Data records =
------------------------------
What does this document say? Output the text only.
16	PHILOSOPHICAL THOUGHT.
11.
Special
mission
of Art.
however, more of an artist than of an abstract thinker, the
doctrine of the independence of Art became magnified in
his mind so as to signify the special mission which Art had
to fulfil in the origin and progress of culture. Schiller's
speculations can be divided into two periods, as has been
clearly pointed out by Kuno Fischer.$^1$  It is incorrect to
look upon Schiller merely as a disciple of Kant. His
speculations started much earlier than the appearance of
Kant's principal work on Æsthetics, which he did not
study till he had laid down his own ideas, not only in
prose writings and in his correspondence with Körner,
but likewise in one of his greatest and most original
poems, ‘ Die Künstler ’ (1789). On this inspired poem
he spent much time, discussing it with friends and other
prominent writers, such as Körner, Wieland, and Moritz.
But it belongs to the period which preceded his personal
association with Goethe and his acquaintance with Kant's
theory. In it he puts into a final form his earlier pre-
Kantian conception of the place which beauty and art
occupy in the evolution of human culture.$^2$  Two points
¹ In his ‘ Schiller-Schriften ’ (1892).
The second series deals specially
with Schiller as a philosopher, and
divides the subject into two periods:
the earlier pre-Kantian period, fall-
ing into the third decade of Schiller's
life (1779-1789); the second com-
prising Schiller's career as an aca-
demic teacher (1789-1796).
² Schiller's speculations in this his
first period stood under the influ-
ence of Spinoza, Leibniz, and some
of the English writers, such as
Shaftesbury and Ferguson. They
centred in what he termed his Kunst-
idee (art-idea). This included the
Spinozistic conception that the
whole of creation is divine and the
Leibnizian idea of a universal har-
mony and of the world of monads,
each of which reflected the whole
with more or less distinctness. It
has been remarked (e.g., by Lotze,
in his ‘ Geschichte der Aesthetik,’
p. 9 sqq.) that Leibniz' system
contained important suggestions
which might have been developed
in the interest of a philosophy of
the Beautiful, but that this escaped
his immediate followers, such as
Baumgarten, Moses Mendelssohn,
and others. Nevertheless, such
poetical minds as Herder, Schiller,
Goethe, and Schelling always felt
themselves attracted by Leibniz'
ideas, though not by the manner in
------------------------------
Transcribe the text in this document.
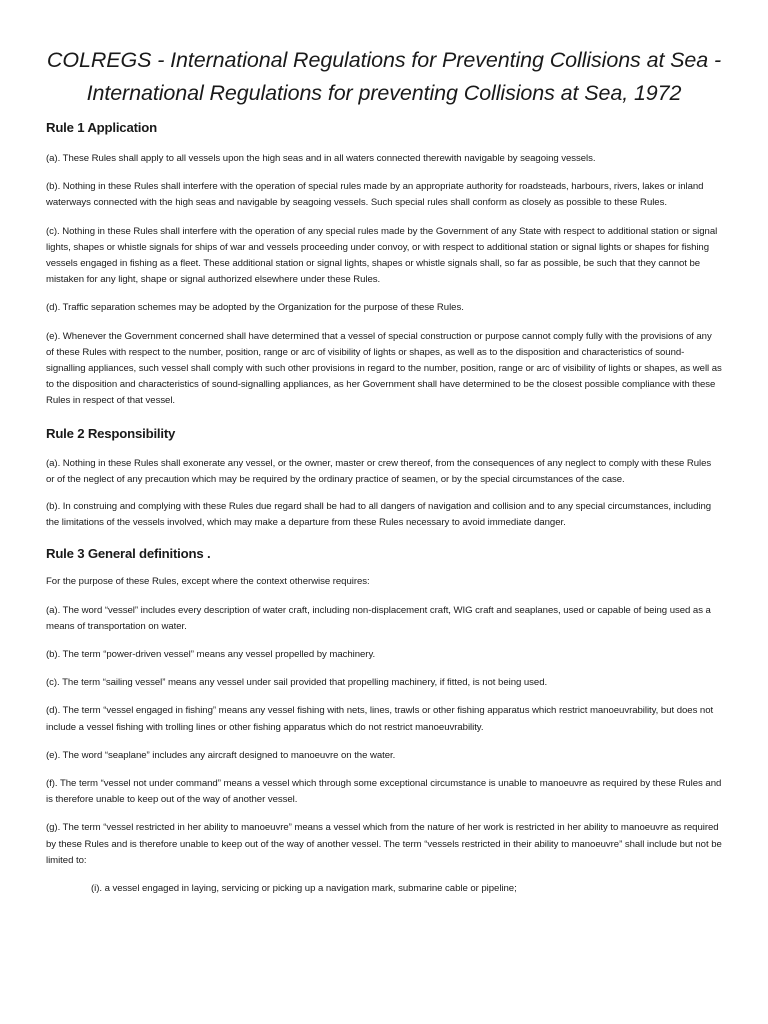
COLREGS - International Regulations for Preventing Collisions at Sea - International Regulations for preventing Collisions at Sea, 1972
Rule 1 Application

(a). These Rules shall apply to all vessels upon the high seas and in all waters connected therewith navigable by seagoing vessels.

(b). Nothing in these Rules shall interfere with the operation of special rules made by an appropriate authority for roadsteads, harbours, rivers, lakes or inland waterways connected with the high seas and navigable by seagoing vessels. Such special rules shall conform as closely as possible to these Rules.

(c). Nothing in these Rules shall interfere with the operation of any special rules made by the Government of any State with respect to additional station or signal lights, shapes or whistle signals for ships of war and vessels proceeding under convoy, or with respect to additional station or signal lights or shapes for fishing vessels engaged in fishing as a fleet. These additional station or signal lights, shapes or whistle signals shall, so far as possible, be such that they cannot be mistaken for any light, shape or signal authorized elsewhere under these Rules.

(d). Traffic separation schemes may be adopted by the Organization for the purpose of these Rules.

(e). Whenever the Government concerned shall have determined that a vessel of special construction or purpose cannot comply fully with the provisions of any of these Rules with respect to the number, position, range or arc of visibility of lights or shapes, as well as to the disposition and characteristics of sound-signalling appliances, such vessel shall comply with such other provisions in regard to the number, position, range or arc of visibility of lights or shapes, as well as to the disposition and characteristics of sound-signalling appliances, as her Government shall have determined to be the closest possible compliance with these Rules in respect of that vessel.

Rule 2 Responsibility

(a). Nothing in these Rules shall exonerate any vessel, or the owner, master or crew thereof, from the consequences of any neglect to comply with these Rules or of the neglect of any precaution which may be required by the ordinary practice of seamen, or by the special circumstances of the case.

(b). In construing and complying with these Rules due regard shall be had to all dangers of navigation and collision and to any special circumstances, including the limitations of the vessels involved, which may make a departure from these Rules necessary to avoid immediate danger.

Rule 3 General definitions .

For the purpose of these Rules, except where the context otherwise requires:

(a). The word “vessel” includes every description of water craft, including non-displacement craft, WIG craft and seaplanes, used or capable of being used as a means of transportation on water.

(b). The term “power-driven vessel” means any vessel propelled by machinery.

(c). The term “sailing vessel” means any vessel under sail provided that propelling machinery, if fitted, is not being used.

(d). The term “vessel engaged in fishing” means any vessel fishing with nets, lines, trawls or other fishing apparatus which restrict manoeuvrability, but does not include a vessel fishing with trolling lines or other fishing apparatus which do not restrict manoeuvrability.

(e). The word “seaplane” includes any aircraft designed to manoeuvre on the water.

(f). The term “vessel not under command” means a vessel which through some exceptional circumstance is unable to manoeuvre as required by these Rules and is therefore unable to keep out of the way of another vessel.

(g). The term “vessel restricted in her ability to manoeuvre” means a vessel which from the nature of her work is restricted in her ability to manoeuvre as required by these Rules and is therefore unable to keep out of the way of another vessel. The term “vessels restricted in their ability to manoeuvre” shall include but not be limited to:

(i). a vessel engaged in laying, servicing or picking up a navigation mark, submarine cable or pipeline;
------------------------------
YOUR OBJECTIVE = Return every line containing "used".

EXERCISE OUTPUT =
(a). The word “vessel” includes every description of water craft, including non-displacement craft, WIG craft and seaplanes, used or capable of being used as a means of transportation on water.
(c). The term “sailing vessel” means any vessel under sail provided that propelling machinery, if fitted, is not being used.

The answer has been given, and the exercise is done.